-------- INPUT DATA --------

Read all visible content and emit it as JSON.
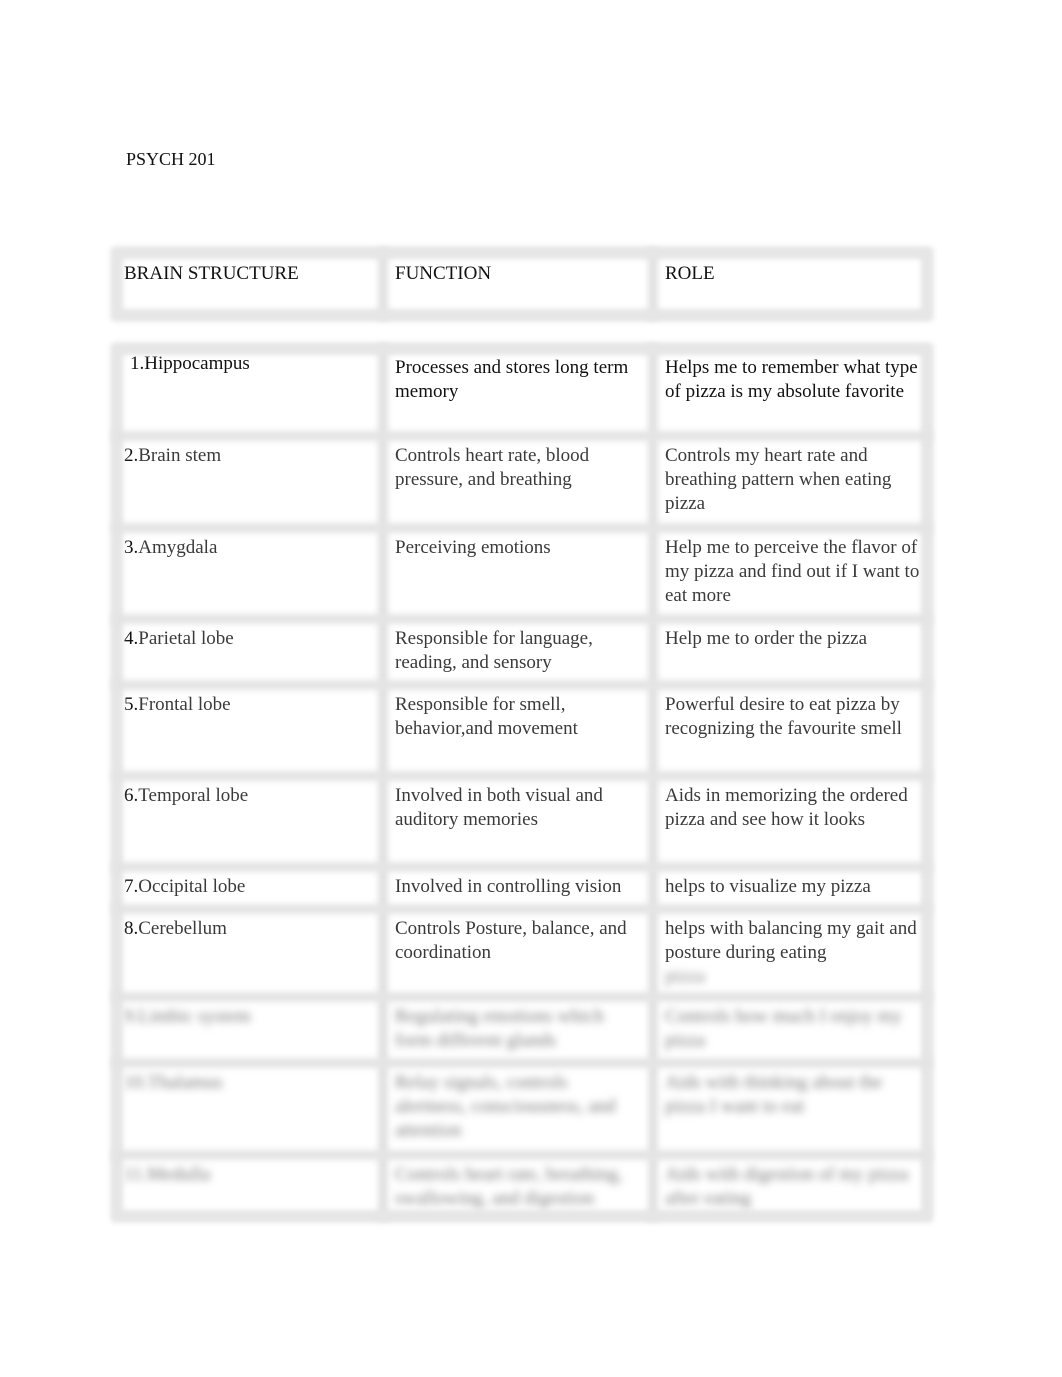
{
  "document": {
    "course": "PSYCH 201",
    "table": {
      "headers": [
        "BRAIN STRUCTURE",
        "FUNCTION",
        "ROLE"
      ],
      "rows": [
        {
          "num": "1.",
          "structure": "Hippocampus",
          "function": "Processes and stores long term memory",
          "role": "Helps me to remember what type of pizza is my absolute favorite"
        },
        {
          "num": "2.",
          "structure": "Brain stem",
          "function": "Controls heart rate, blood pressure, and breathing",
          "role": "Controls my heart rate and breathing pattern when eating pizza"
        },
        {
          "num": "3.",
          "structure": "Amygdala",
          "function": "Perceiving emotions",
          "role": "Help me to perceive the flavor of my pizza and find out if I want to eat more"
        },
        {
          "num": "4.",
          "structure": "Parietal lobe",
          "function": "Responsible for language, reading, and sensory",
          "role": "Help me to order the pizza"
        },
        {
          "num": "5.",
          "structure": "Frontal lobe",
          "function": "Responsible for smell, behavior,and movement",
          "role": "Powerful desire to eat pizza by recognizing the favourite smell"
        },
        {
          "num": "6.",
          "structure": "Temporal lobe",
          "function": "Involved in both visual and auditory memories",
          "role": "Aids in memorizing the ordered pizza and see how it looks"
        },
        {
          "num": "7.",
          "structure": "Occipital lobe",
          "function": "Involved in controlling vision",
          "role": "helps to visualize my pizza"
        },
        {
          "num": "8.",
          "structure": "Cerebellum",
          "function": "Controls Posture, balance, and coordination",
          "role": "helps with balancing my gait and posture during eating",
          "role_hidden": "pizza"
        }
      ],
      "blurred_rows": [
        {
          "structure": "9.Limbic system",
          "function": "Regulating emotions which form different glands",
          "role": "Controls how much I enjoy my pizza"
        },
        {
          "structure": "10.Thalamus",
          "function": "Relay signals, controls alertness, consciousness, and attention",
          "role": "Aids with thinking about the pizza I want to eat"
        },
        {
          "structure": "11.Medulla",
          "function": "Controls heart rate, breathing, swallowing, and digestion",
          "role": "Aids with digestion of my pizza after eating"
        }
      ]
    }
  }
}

--------

#### EXERCISE DESCRIPTION:
Transcribe the whole listing exactly. Pictures stay out of your copy.

#### TASK SOLUTION:
Read all visible content and emit it as JSON.
{
  "document": {
    "course": "PSYCH 201",
    "table": {
      "headers": [
        "BRAIN STRUCTURE",
        "FUNCTION",
        "ROLE"
      ],
      "rows": [
        {
          "num": "1.",
          "structure": "Hippocampus",
          "function": "Processes and stores long term memory",
          "role": "Helps me to remember what type of pizza is my absolute favorite"
        },
        {
          "num": "2.",
          "structure": "Brain stem",
          "function": "Controls heart rate, blood pressure, and breathing",
          "role": "Controls my heart rate and breathing pattern when eating pizza"
        },
        {
          "num": "3.",
          "structure": "Amygdala",
          "function": "Perceiving emotions",
          "role": "Help me to perceive the flavor of my pizza and find out if I want to eat more"
        },
        {
          "num": "4.",
          "structure": "Parietal lobe",
          "function": "Responsible for language, reading, and sensory",
          "role": "Help me to order the pizza"
        },
        {
          "num": "5.",
          "structure": "Frontal lobe",
          "function": "Responsible for smell, behavior,and movement",
          "role": "Powerful desire to eat pizza by recognizing the favourite smell"
        },
        {
          "num": "6.",
          "structure": "Temporal lobe",
          "function": "Involved in both visual and auditory memories",
          "role": "Aids in memorizing the ordered pizza and see how it looks"
        },
        {
          "num": "7.",
          "structure": "Occipital lobe",
          "function": "Involved in controlling vision",
          "role": "helps to visualize my pizza"
        },
        {
          "num": "8.",
          "structure": "Cerebellum",
          "function": "Controls Posture, balance, and coordination",
          "role": "helps with balancing my gait and posture during eating",
          "role_hidden": "pizza"
        }
      ],
      "blurred_rows": [
        {
          "structure": "9.Limbic system",
          "function": "Regulating emotions which form different glands",
          "role": "Controls how much I enjoy my pizza"
        },
        {
          "structure": "10.Thalamus",
          "function": "Relay signals, controls alertness, consciousness, and attention",
          "role": "Aids with thinking about the pizza I want to eat"
        },
        {
          "structure": "11.Medulla",
          "function": "Controls heart rate, breathing, swallowing, and digestion",
          "role": "Aids with digestion of my pizza after eating"
        }
      ]
    }
  }
}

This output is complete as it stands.